Extracted material Start Marker

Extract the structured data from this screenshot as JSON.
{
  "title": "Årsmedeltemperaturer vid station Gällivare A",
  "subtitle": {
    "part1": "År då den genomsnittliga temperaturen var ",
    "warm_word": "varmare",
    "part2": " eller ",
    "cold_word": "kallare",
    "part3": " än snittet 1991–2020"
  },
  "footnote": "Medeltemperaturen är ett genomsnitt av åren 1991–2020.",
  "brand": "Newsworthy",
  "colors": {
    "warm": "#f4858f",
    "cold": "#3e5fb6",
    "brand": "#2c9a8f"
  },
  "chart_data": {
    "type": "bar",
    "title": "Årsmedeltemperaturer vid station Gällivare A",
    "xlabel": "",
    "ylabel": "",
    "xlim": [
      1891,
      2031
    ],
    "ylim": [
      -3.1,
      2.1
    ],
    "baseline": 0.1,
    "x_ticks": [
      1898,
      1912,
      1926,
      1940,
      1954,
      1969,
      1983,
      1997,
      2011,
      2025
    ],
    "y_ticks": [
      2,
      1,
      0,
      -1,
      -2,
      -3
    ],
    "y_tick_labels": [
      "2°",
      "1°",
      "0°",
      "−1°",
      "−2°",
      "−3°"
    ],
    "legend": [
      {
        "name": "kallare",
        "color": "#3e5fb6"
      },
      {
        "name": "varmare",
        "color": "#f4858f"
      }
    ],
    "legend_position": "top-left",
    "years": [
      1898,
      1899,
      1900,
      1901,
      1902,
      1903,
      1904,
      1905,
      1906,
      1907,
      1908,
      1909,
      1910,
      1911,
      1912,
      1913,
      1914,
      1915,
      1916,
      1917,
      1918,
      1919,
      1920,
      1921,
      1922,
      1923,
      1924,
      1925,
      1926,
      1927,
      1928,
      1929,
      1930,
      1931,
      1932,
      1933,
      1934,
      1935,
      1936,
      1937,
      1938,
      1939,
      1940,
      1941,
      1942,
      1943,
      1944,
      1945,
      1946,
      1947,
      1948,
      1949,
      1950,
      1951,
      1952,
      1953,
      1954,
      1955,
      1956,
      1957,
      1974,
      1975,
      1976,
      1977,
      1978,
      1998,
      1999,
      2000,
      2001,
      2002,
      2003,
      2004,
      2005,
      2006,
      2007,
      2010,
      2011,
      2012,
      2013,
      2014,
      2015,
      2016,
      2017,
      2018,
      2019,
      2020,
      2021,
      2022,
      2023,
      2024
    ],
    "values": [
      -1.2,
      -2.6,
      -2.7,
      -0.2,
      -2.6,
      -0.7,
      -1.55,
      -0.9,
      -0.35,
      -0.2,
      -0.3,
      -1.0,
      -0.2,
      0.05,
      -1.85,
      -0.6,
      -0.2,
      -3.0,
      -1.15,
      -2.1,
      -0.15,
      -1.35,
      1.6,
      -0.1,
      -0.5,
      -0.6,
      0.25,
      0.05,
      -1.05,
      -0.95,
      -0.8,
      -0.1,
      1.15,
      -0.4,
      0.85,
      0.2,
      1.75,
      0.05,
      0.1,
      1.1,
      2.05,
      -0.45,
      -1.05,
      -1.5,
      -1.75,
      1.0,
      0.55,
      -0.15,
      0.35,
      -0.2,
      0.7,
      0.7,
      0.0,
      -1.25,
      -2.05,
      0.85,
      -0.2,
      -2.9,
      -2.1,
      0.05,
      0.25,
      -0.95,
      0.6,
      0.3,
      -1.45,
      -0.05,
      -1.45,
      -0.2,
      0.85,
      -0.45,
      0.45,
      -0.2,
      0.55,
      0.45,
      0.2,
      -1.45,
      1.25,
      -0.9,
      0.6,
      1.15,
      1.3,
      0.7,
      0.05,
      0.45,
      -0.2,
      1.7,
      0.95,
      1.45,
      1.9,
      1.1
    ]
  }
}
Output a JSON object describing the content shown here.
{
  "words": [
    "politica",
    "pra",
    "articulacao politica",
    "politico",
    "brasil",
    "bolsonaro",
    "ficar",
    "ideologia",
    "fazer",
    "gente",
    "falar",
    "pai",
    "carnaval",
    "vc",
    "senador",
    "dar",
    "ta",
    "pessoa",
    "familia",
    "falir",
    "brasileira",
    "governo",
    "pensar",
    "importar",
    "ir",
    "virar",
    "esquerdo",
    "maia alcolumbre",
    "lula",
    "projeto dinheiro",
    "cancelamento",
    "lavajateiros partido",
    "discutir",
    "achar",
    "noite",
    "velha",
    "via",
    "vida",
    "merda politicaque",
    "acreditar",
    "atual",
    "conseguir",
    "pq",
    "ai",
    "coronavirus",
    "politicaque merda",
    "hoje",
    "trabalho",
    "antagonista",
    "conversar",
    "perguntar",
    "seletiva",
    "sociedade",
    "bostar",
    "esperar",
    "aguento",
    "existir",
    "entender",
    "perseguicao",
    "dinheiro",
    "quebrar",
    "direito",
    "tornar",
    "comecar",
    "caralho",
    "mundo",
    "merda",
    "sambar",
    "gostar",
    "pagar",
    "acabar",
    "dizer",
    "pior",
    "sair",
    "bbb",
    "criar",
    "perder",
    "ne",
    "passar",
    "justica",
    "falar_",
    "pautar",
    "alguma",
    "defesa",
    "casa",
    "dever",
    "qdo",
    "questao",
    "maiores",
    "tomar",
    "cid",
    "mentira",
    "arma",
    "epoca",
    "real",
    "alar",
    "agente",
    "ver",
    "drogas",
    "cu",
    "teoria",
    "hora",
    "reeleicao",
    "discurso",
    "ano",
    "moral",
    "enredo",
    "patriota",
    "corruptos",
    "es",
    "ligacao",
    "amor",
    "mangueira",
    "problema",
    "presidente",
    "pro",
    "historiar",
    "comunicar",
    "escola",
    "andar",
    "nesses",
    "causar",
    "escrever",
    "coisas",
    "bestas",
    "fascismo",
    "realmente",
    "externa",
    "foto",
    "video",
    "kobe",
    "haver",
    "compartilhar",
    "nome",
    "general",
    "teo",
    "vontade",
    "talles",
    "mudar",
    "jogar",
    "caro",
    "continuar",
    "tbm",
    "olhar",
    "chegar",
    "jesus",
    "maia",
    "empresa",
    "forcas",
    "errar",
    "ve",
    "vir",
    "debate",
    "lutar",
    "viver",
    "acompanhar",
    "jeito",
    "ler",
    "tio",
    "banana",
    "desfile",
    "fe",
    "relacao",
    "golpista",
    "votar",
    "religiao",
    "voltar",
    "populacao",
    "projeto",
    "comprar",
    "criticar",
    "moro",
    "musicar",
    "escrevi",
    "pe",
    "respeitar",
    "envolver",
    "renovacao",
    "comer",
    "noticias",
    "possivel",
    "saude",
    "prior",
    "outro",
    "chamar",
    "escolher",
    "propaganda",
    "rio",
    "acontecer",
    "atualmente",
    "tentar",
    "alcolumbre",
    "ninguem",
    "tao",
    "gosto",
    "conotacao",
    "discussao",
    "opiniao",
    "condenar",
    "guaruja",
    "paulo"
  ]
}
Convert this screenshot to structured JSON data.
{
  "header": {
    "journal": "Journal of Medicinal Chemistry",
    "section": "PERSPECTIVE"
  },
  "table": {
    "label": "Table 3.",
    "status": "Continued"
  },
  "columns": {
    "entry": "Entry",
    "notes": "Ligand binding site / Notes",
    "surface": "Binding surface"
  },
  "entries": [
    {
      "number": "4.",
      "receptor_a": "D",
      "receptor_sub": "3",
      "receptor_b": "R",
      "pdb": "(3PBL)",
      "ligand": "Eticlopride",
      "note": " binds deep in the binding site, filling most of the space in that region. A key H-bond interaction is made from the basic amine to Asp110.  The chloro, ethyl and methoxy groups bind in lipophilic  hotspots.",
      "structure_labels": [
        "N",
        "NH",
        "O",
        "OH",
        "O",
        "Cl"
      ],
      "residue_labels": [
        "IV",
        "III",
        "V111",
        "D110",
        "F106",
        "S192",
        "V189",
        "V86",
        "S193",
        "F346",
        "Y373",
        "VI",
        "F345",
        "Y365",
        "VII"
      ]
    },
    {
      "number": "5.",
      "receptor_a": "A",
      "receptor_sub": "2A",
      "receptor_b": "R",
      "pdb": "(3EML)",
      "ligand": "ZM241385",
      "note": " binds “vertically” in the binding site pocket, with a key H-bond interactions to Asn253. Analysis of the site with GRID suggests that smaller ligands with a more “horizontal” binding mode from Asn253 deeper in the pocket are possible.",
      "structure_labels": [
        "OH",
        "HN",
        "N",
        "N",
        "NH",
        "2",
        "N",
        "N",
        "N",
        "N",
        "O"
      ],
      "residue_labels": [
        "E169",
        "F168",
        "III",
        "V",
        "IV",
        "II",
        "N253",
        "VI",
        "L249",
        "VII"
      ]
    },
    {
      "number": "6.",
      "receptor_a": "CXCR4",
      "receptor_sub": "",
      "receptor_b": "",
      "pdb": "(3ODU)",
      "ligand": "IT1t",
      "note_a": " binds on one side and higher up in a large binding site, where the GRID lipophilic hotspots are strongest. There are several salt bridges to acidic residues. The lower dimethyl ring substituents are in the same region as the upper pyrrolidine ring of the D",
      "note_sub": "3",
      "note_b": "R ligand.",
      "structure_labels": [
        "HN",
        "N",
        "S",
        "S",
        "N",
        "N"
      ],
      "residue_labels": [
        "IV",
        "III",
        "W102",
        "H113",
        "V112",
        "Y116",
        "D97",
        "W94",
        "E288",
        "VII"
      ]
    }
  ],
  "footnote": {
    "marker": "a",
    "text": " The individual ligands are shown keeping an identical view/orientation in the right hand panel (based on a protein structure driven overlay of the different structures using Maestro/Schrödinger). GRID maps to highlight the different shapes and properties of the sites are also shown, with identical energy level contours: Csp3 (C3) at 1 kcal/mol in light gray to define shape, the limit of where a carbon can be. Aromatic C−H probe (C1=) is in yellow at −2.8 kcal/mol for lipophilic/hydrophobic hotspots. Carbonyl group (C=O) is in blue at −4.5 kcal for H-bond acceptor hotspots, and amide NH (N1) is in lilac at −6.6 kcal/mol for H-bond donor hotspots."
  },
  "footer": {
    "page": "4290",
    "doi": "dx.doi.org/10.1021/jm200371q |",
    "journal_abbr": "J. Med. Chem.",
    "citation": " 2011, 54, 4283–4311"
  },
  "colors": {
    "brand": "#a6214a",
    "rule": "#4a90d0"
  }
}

Extracted material End Marker

**Exercise brief:**
The word is "JSON". Copy every line above where it appears.

**Response area:**
Extract the structured data from this screenshot as JSON.
Output a JSON object describing the content shown here.
Convert this screenshot to structured JSON data.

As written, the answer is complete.